### Instruction
Would you copy out the whole listing exactly as given?

(A run of records)

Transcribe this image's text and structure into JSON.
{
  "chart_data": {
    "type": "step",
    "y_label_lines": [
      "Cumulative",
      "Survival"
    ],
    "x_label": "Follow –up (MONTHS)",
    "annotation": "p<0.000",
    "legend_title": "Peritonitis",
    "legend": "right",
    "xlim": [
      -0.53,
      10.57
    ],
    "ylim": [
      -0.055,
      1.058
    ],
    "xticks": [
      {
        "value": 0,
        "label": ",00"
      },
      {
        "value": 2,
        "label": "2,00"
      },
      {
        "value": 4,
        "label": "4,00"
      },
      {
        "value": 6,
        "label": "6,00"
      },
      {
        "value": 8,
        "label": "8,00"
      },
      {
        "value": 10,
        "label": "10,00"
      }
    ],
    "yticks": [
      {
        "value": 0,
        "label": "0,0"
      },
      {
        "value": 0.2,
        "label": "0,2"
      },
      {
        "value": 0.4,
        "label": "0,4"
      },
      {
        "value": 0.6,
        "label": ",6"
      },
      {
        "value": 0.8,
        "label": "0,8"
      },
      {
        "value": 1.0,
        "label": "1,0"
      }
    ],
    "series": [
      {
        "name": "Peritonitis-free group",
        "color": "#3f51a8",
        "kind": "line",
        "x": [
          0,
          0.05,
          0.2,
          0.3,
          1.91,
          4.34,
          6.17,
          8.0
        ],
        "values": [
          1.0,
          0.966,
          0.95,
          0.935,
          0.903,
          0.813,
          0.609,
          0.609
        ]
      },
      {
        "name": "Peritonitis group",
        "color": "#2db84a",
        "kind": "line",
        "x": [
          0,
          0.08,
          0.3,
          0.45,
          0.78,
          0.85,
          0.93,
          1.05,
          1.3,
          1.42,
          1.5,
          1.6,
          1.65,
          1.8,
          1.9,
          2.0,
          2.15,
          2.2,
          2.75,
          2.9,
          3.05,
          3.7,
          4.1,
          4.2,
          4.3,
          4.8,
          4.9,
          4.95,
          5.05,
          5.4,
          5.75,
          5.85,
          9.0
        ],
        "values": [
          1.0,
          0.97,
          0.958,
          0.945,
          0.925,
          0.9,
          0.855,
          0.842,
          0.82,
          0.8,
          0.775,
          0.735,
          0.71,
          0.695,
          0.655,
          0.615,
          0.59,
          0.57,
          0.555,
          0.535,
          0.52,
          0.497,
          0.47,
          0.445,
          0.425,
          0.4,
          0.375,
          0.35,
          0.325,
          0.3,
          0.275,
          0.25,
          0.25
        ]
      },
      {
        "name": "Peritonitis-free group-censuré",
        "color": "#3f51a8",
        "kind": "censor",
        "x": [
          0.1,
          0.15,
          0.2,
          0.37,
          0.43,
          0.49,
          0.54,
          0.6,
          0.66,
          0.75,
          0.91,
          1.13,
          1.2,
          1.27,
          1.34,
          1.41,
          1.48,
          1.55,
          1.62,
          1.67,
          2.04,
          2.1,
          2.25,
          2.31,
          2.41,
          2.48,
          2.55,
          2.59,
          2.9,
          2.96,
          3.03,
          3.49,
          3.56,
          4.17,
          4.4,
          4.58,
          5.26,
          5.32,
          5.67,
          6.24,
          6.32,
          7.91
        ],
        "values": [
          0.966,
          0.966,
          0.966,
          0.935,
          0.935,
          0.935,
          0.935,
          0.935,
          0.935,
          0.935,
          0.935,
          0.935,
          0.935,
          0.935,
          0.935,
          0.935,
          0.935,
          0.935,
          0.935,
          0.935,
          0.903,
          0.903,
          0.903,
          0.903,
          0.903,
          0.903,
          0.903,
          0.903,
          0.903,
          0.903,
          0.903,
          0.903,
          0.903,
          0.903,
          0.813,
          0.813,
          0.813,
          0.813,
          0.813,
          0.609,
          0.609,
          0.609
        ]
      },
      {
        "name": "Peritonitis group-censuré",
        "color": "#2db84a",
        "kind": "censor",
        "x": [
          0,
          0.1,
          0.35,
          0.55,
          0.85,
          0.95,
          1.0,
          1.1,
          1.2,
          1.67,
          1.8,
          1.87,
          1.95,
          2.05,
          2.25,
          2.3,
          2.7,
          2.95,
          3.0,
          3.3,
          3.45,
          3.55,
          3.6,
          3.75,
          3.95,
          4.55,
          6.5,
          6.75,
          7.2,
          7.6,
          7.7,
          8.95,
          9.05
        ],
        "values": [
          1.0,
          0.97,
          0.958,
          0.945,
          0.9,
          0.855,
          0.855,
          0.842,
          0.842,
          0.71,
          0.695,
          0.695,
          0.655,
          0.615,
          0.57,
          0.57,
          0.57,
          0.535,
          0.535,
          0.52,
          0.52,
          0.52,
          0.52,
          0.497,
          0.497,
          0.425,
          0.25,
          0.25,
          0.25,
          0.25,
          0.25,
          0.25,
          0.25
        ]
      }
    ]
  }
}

### Full solution
Transcribe this image's text and structure into JSON.
{
  "chart_data": {
    "type": "step",
    "y_label_lines": [
      "Cumulative",
      "Survival"
    ],
    "x_label": "Follow –up (MONTHS)",
    "annotation": "p<0.000",
    "legend_title": "Peritonitis",
    "legend": "right",
    "xlim": [
      -0.53,
      10.57
    ],
    "ylim": [
      -0.055,
      1.058
    ],
    "xticks": [
      {
        "value": 0,
        "label": ",00"
      },
      {
        "value": 2,
        "label": "2,00"
      },
      {
        "value": 4,
        "label": "4,00"
      },
      {
        "value": 6,
        "label": "6,00"
      },
      {
        "value": 8,
        "label": "8,00"
      },
      {
        "value": 10,
        "label": "10,00"
      }
    ],
    "yticks": [
      {
        "value": 0,
        "label": "0,0"
      },
      {
        "value": 0.2,
        "label": "0,2"
      },
      {
        "value": 0.4,
        "label": "0,4"
      },
      {
        "value": 0.6,
        "label": ",6"
      },
      {
        "value": 0.8,
        "label": "0,8"
      },
      {
        "value": 1.0,
        "label": "1,0"
      }
    ],
    "series": [
      {
        "name": "Peritonitis-free group",
        "color": "#3f51a8",
        "kind": "line",
        "x": [
          0,
          0.05,
          0.2,
          0.3,
          1.91,
          4.34,
          6.17,
          8.0
        ],
        "values": [
          1.0,
          0.966,
          0.95,
          0.935,
          0.903,
          0.813,
          0.609,
          0.609
        ]
      },
      {
        "name": "Peritonitis group",
        "color": "#2db84a",
        "kind": "line",
        "x": [
          0,
          0.08,
          0.3,
          0.45,
          0.78,
          0.85,
          0.93,
          1.05,
          1.3,
          1.42,
          1.5,
          1.6,
          1.65,
          1.8,
          1.9,
          2.0,
          2.15,
          2.2,
          2.75,
          2.9,
          3.05,
          3.7,
          4.1,
          4.2,
          4.3,
          4.8,
          4.9,
          4.95,
          5.05,
          5.4,
          5.75,
          5.85,
          9.0
        ],
        "values": [
          1.0,
          0.97,
          0.958,
          0.945,
          0.925,
          0.9,
          0.855,
          0.842,
          0.82,
          0.8,
          0.775,
          0.735,
          0.71,
          0.695,
          0.655,
          0.615,
          0.59,
          0.57,
          0.555,
          0.535,
          0.52,
          0.497,
          0.47,
          0.445,
          0.425,
          0.4,
          0.375,
          0.35,
          0.325,
          0.3,
          0.275,
          0.25,
          0.25
        ]
      },
      {
        "name": "Peritonitis-free group-censuré",
        "color": "#3f51a8",
        "kind": "censor",
        "x": [
          0.1,
          0.15,
          0.2,
          0.37,
          0.43,
          0.49,
          0.54,
          0.6,
          0.66,
          0.75,
          0.91,
          1.13,
          1.2,
          1.27,
          1.34,
          1.41,
          1.48,
          1.55,
          1.62,
          1.67,
          2.04,
          2.1,
          2.25,
          2.31,
          2.41,
          2.48,
          2.55,
          2.59,
          2.9,
          2.96,
          3.03,
          3.49,
          3.56,
          4.17,
          4.4,
          4.58,
          5.26,
          5.32,
          5.67,
          6.24,
          6.32,
          7.91
        ],
        "values": [
          0.966,
          0.966,
          0.966,
          0.935,
          0.935,
          0.935,
          0.935,
          0.935,
          0.935,
          0.935,
          0.935,
          0.935,
          0.935,
          0.935,
          0.935,
          0.935,
          0.935,
          0.935,
          0.935,
          0.935,
          0.903,
          0.903,
          0.903,
          0.903,
          0.903,
          0.903,
          0.903,
          0.903,
          0.903,
          0.903,
          0.903,
          0.903,
          0.903,
          0.903,
          0.813,
          0.813,
          0.813,
          0.813,
          0.813,
          0.609,
          0.609,
          0.609
        ]
      },
      {
        "name": "Peritonitis group-censuré",
        "color": "#2db84a",
        "kind": "censor",
        "x": [
          0,
          0.1,
          0.35,
          0.55,
          0.85,
          0.95,
          1.0,
          1.1,
          1.2,
          1.67,
          1.8,
          1.87,
          1.95,
          2.05,
          2.25,
          2.3,
          2.7,
          2.95,
          3.0,
          3.3,
          3.45,
          3.55,
          3.6,
          3.75,
          3.95,
          4.55,
          6.5,
          6.75,
          7.2,
          7.6,
          7.7,
          8.95,
          9.05
        ],
        "values": [
          1.0,
          0.97,
          0.958,
          0.945,
          0.9,
          0.855,
          0.855,
          0.842,
          0.842,
          0.71,
          0.695,
          0.695,
          0.655,
          0.615,
          0.57,
          0.57,
          0.57,
          0.535,
          0.535,
          0.52,
          0.52,
          0.52,
          0.52,
          0.497,
          0.497,
          0.425,
          0.25,
          0.25,
          0.25,
          0.25,
          0.25,
          0.25,
          0.25
        ]
      }
    ]
  }
}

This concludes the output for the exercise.